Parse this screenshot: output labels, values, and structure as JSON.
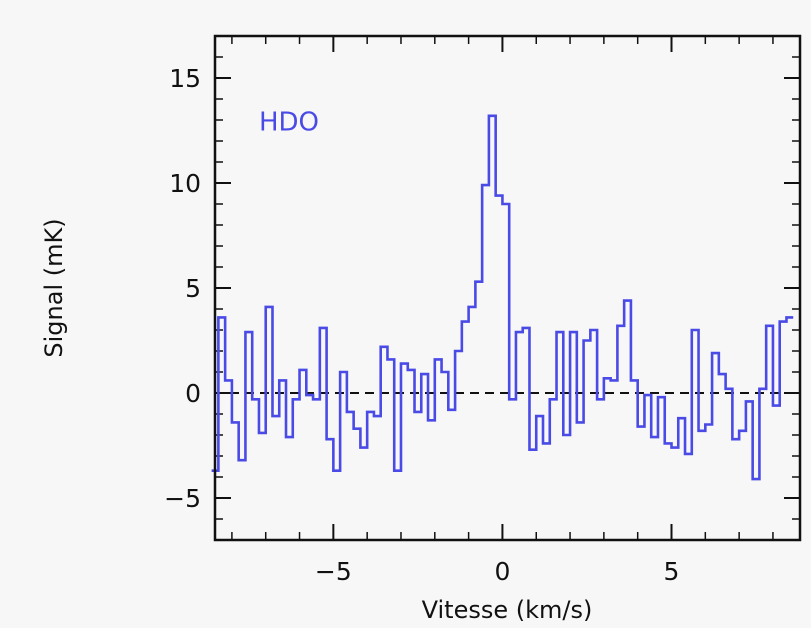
{
  "chart_data": {
    "type": "line",
    "step": true,
    "title": "",
    "xlabel": "Vitesse (km/s)",
    "ylabel": "Signal (mK)",
    "xlim": [
      -8.5,
      8.8
    ],
    "ylim": [
      -7,
      17
    ],
    "xticks": [
      -5,
      0,
      5
    ],
    "xtick_labels": [
      "−5",
      "0",
      "5"
    ],
    "yticks": [
      -5,
      0,
      5,
      10,
      15
    ],
    "ytick_labels": [
      "−5",
      "0",
      "5",
      "10",
      "15"
    ],
    "grid": false,
    "reference_line": {
      "y": 0,
      "style": "dashed",
      "color": "#111111"
    },
    "series": [
      {
        "name": "HDO",
        "color": "#4a4ae6",
        "x": [
          -8.5,
          -8.3,
          -8.1,
          -7.9,
          -7.7,
          -7.5,
          -7.3,
          -7.1,
          -6.9,
          -6.7,
          -6.5,
          -6.3,
          -6.1,
          -5.9,
          -5.7,
          -5.5,
          -5.3,
          -5.1,
          -4.9,
          -4.7,
          -4.5,
          -4.3,
          -4.1,
          -3.9,
          -3.7,
          -3.5,
          -3.3,
          -3.1,
          -2.9,
          -2.7,
          -2.5,
          -2.3,
          -2.1,
          -1.9,
          -1.7,
          -1.5,
          -1.3,
          -1.1,
          -0.9,
          -0.7,
          -0.5,
          -0.3,
          -0.1,
          0.1,
          0.3,
          0.5,
          0.7,
          0.9,
          1.1,
          1.3,
          1.5,
          1.7,
          1.9,
          2.1,
          2.3,
          2.5,
          2.7,
          2.9,
          3.1,
          3.3,
          3.5,
          3.7,
          3.9,
          4.1,
          4.3,
          4.5,
          4.7,
          4.9,
          5.1,
          5.3,
          5.5,
          5.7,
          5.9,
          6.1,
          6.3,
          6.5,
          6.7,
          6.9,
          7.1,
          7.3,
          7.5,
          7.7,
          7.9,
          8.1,
          8.3,
          8.5
        ],
        "y": [
          -3.7,
          3.6,
          0.6,
          -1.4,
          -3.2,
          2.9,
          -0.3,
          -1.9,
          4.1,
          -1.1,
          0.6,
          -2.1,
          -0.3,
          1.1,
          -0.1,
          -0.3,
          3.1,
          -2.2,
          -3.7,
          1.0,
          -0.9,
          -1.7,
          -2.6,
          -0.9,
          -1.1,
          2.2,
          1.6,
          -3.7,
          1.4,
          1.1,
          -0.9,
          0.9,
          -1.3,
          1.6,
          1.0,
          -0.8,
          2.0,
          3.4,
          4.1,
          5.3,
          9.9,
          13.2,
          9.4,
          9.0,
          -0.3,
          2.9,
          3.1,
          -2.7,
          -1.1,
          -2.4,
          -0.3,
          2.9,
          -2.0,
          2.9,
          -1.4,
          2.5,
          3.0,
          -0.3,
          0.7,
          0.6,
          3.2,
          4.4,
          0.6,
          -1.6,
          -0.1,
          -2.1,
          -0.2,
          -2.4,
          -2.6,
          -1.2,
          -2.9,
          3.0,
          -1.8,
          -1.5,
          1.9,
          0.9,
          0.2,
          -2.2,
          -1.8,
          -0.4,
          -4.1,
          0.2,
          3.2,
          -0.6,
          3.4,
          3.6
        ]
      }
    ],
    "annotations": [
      {
        "text": "HDO",
        "x": -7.2,
        "y": 12.5,
        "color": "#4a4ae6"
      }
    ]
  }
}
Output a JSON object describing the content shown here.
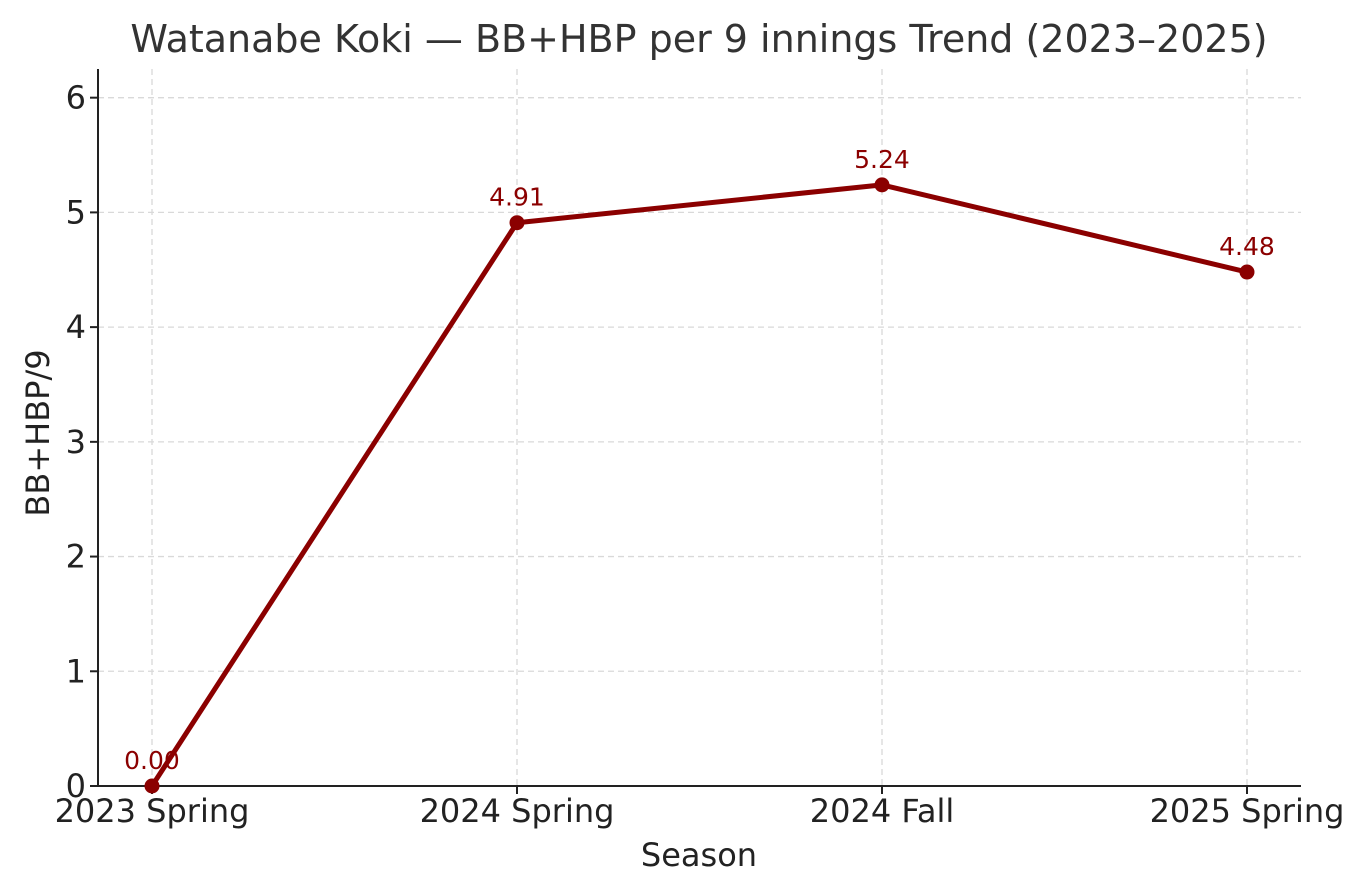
{
  "chart_data": {
    "type": "line",
    "title": "Watanabe Koki — BB+HBP per 9 innings Trend (2023–2025)",
    "xlabel": "Season",
    "ylabel": "BB+HBP/9",
    "categories": [
      "2023 Spring",
      "2024 Spring",
      "2024 Fall",
      "2025 Spring"
    ],
    "series": [
      {
        "values": [
          0.0,
          4.91,
          5.24,
          4.48
        ],
        "data_labels": [
          "0.00",
          "4.91",
          "5.24",
          "4.48"
        ],
        "color": "#8b0000"
      }
    ],
    "ylim": [
      0,
      6.25
    ],
    "yticks": [
      0,
      1,
      2,
      3,
      4,
      5,
      6
    ],
    "grid": true,
    "grid_style": "dashed",
    "markers": true
  }
}
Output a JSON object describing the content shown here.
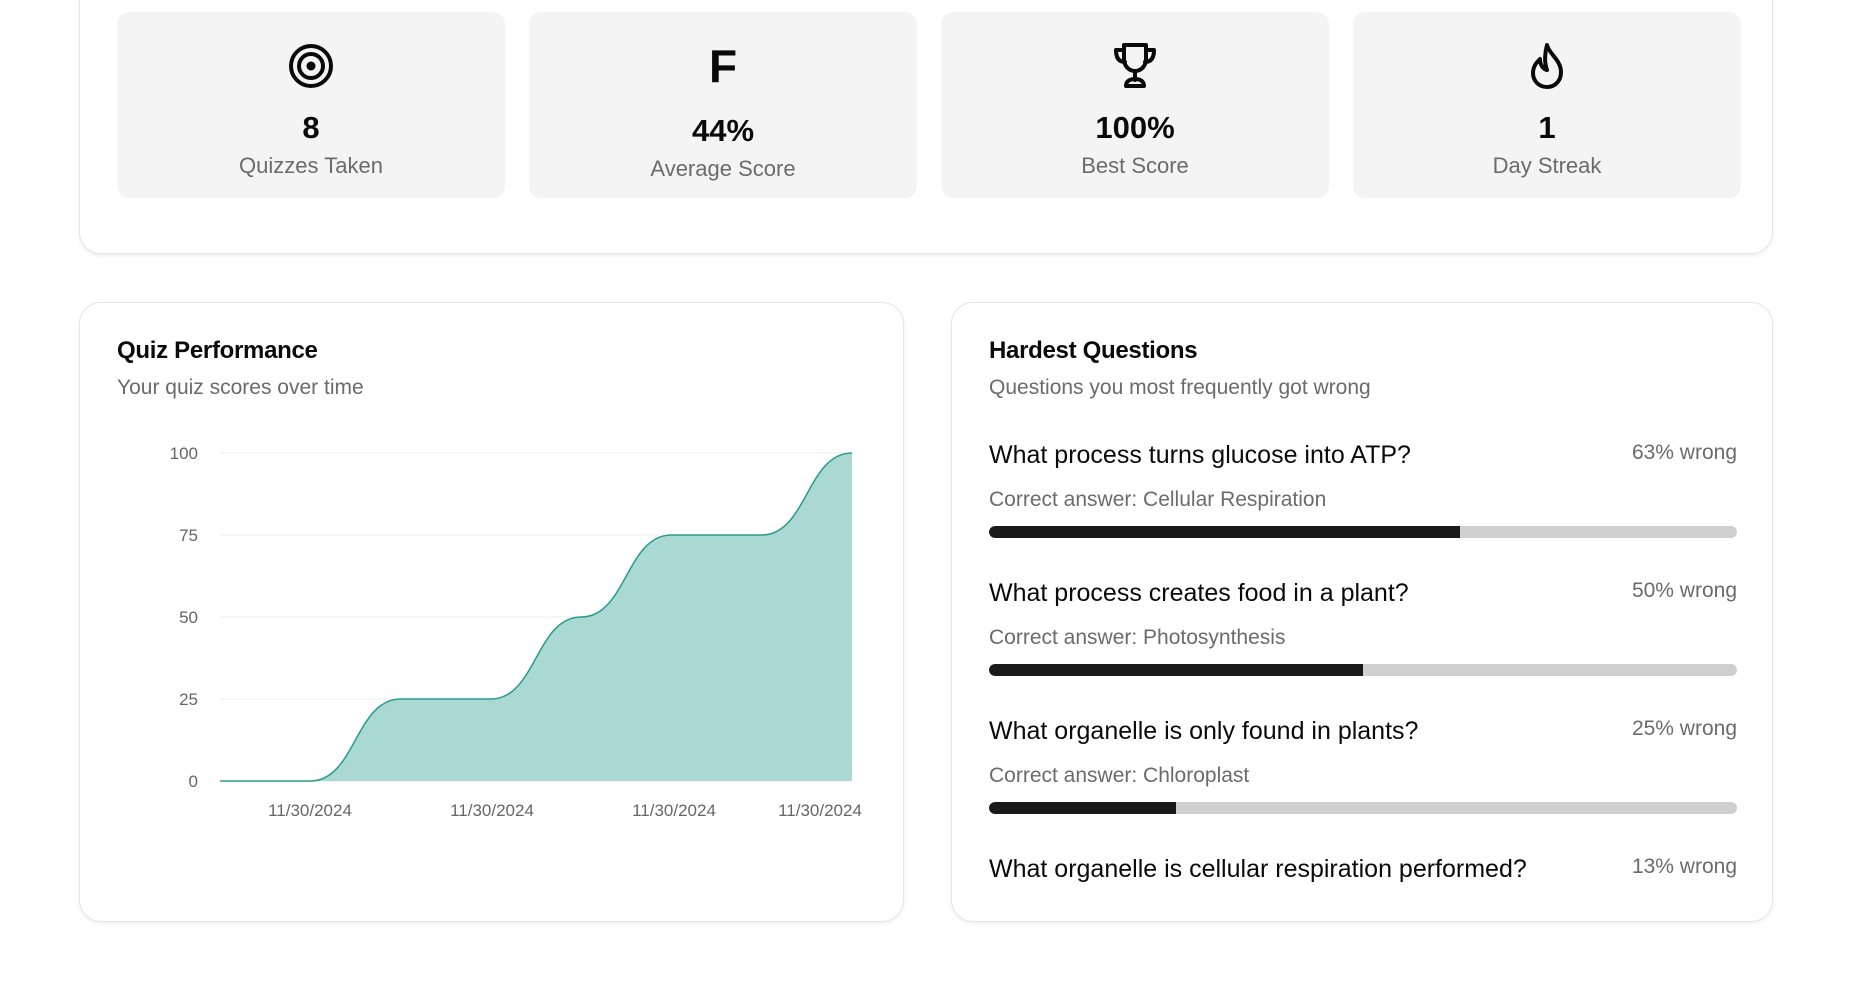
□ □ □ □ □
Work out how many lines of the data above hold the word "color", and write only the count.

PROBLEM SOLUTION -
4